:: Short task 1 ::
Please copy word for word the part of the employee loyalty text below that opens with the words containing "In order to" and closes with "retention or loyalty.".
:: Short task 2 ::
Say whether each statement agrees with the employee loyalty text below, answering yes or no and quoting the deciding words of the text. (a) The MetLife survey put employee loyalty at a seven-year low. (b) The Elance survey covered 2,000 business owners. (c) Aon Consulting found that five of the factors it identified were true drivers of retention or loyalty.

:: Provided text ::
..............................

Some recent studies may explain why so many employers are embracing employee-friendly work schedules and placements.  MetLife’s 10th annual survey of employee benefits, trends and attitudes released a year ago put employee loyalty at a seven-year low.  One in three employees said they planned to leave their job by the end of the year. According to a 2011 report, 76% of full-time workers, while not actively looking for a new job, would leave their current workplace if the right opportunity came along.  Another study showed that currently the average company loses anywhere from 20% to 50% of its employee base each year.  The average cost for a company to replace just one mid-level employee is about $37,500.

Given the real cost of employee turnover, workplace accommodations is on the rise, not decline.  A recent survey of 1,500 business owners by Elance, a website that matches employers with employees who can work remotely, found that 73% planned to hire remote workers.  That same survey also showed that 54% of business owners said they expect the majority of their workforce to work online by 2017. Thus, while a company such as Yahoo or Best Buy may be going in the other direction, it is not a sign of the times.  But ultimately national trends don’t matter.  Each business must create policies that make the best sense for that individual business.

Work Force Loyalty Factors

In order to determine the type of policies and programs that make the most sense for a company, it helps to consider the top factors that affect employee retention and loyalty.  Ultimately the goal is to provide the kinds of accommodations that employees will value, thus bonding them further with their employer.

In a survey, Aon Consulting identified seventeen factors significantly related to work force commitment. Of those, five were determined to be true drivers of retention or loyalty.

1. A fearless culture – A major driver of employee loyalty is a fearless work culture.  That is defined as an organization where employees can comment openly about the status quo, even challenge it, without fear of retribution because they know where the organization is headed and how the employee fits in and contributes to the chosen.

2. Job satisfaction – Barbara M. McGuiness explains in “The Change in Employee Loyalty,” that Gen Xers and Millenials (employees in their 20s, 30s and 40s) place a higher value on personal achievement over corporate goals, diverting their loyalties inward.  It helps them for the organization to understand its employees personal ambitions or aspirations and find ways to align those with the organization’s mission.  For example, if the receptionist at a company is interested in social media, that person could be moved into the marketing department to help with online sales, social media efforts and improving an organization’s customer engagement.  That leverages the employee’s talents and interests to the benefit of the organization.  This requires management to be proactively learning about the interests and talents of all its staff.

3. Opportunities for growth – Loyalty is driven also by each employee’s opportunity to ‘grow’ which includes not only the ability to expand work responsibilities and rise in position, but also to advance in pay.  A study of employee loyalty revealed that while 80% of the workers surveyed would recommend theirs as the best place to work, 40% of the same group would go elsewhere for a slight pay increase.

4. Recognition of work/life balance needs – The importance of family issues and how employers allow staff to deal with family-related matters is a major driver of loyalty. In a recent survey, US West indicated that 70% of their employees said that balancing home and work was stressful and one-third of all employees had taken a day off in the prior year due to some family concern.  As employers find ways to allow employees to balance their work with the demands of their life, they increase employee loyalty and decrease employee turnover.

..............................

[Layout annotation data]
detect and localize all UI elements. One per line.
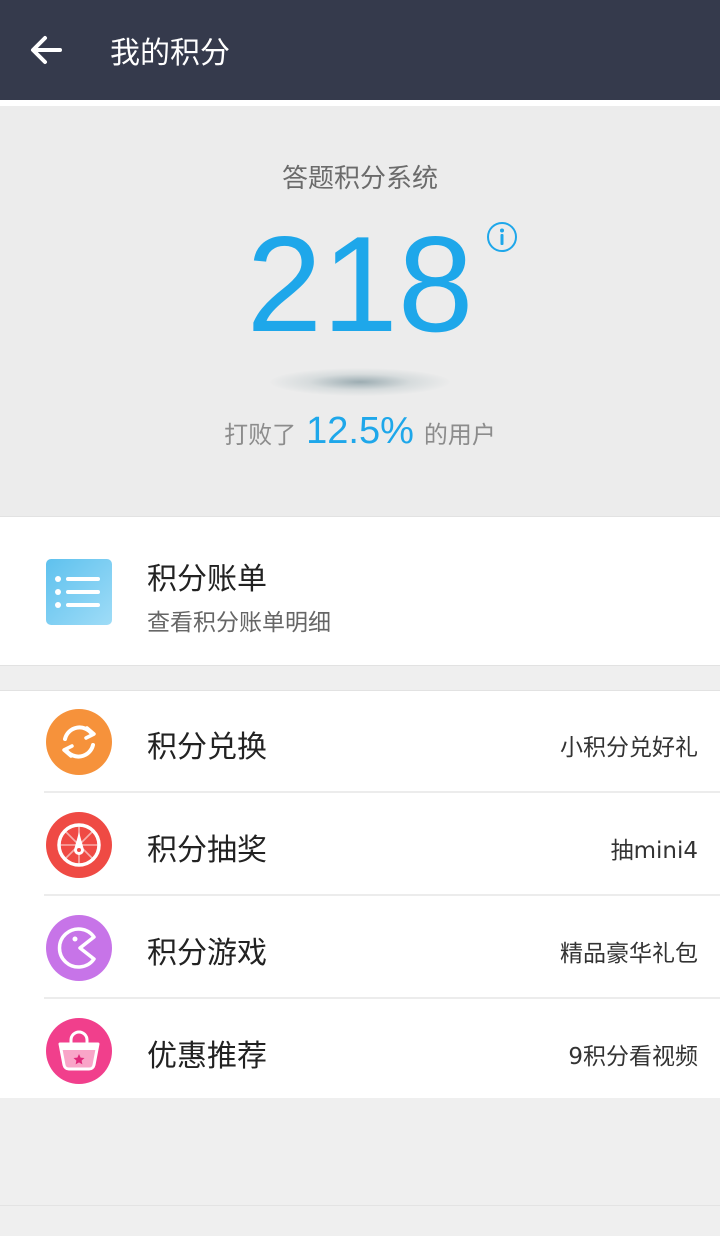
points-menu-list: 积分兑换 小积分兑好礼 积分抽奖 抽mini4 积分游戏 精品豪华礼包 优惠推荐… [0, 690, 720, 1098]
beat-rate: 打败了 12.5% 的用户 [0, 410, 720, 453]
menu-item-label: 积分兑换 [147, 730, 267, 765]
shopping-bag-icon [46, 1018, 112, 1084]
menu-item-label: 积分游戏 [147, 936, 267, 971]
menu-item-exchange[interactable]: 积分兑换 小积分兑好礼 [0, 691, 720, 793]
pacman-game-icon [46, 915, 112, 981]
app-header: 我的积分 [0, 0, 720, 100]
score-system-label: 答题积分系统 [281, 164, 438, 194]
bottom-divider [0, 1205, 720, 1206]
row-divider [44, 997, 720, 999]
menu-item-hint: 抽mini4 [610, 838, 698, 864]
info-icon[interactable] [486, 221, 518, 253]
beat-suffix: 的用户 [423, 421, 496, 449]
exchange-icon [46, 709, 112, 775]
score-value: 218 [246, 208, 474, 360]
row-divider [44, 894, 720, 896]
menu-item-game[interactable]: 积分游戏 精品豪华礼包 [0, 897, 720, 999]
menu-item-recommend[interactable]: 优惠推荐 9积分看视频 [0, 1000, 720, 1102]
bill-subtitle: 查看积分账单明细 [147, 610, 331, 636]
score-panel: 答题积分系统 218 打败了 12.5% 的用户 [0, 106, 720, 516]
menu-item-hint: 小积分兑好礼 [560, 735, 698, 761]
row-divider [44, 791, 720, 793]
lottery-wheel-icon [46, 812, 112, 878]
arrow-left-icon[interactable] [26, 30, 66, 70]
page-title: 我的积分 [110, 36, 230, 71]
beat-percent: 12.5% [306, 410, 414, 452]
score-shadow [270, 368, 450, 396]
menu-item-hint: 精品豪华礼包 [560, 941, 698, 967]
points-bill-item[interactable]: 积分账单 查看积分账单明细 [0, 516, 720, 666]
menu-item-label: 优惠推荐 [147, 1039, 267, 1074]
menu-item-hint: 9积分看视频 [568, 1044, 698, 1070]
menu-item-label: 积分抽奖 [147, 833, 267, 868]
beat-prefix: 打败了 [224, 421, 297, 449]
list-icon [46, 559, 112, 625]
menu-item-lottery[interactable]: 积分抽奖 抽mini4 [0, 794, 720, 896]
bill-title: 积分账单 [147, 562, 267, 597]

..............................

:: Correct answer 1 ::
In order to determine the type of policies and programs that make the most sense for a company, it helps to consider the top factors that affect employee retention and loyalty.  Ultimately the goal is to provide the kinds of accommodations that employees will value, thus bonding them further with their employer.

In a survey, Aon Consulting identified seventeen factors significantly related to work force commitment. Of those, five were determined to be true drivers of retention or loyalty.

:: Correct answer 2 ::
(a) Yes: "put employee loyalty at a seven-year low"
(b) No: "A recent survey of 1,500 business owners by Elance"
(c) Yes: "Of those, five were determined to be true drivers of retention or loyalty."